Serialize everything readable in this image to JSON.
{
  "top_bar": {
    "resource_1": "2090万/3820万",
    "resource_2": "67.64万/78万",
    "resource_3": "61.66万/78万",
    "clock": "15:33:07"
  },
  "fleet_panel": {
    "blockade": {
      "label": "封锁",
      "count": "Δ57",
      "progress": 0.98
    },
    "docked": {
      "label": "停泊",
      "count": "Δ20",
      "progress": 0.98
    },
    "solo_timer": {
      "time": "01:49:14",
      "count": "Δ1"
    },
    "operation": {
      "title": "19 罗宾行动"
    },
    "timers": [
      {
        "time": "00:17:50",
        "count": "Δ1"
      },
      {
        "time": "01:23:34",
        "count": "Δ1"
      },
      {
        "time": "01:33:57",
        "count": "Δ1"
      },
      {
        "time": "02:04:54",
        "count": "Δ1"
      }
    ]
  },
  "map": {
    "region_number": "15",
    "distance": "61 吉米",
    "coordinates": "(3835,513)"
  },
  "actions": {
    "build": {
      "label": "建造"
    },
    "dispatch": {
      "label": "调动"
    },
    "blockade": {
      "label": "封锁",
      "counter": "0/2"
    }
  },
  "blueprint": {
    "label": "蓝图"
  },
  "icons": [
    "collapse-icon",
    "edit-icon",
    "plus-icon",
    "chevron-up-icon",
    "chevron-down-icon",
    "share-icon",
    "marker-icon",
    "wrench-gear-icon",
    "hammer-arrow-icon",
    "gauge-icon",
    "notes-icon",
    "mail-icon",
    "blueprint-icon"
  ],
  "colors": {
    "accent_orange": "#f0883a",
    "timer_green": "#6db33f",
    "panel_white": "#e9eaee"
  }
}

_____

WHAT IS REQUIRED — Copy all the entries verbatim.

COMPLETED EXERCISE —
Serialize everything readable in this image to JSON.
{
  "top_bar": {
    "resource_1": "2090万/3820万",
    "resource_2": "67.64万/78万",
    "resource_3": "61.66万/78万",
    "clock": "15:33:07"
  },
  "fleet_panel": {
    "blockade": {
      "label": "封锁",
      "count": "Δ57",
      "progress": 0.98
    },
    "docked": {
      "label": "停泊",
      "count": "Δ20",
      "progress": 0.98
    },
    "solo_timer": {
      "time": "01:49:14",
      "count": "Δ1"
    },
    "operation": {
      "title": "19 罗宾行动"
    },
    "timers": [
      {
        "time": "00:17:50",
        "count": "Δ1"
      },
      {
        "time": "01:23:34",
        "count": "Δ1"
      },
      {
        "time": "01:33:57",
        "count": "Δ1"
      },
      {
        "time": "02:04:54",
        "count": "Δ1"
      }
    ]
  },
  "map": {
    "region_number": "15",
    "distance": "61 吉米",
    "coordinates": "(3835,513)"
  },
  "actions": {
    "build": {
      "label": "建造"
    },
    "dispatch": {
      "label": "调动"
    },
    "blockade": {
      "label": "封锁",
      "counter": "0/2"
    }
  },
  "blueprint": {
    "label": "蓝图"
  },
  "icons": [
    "collapse-icon",
    "edit-icon",
    "plus-icon",
    "chevron-up-icon",
    "chevron-down-icon",
    "share-icon",
    "marker-icon",
    "wrench-gear-icon",
    "hammer-arrow-icon",
    "gauge-icon",
    "notes-icon",
    "mail-icon",
    "blueprint-icon"
  ],
  "colors": {
    "accent_orange": "#f0883a",
    "timer_green": "#6db33f",
    "panel_white": "#e9eaee"
  }
}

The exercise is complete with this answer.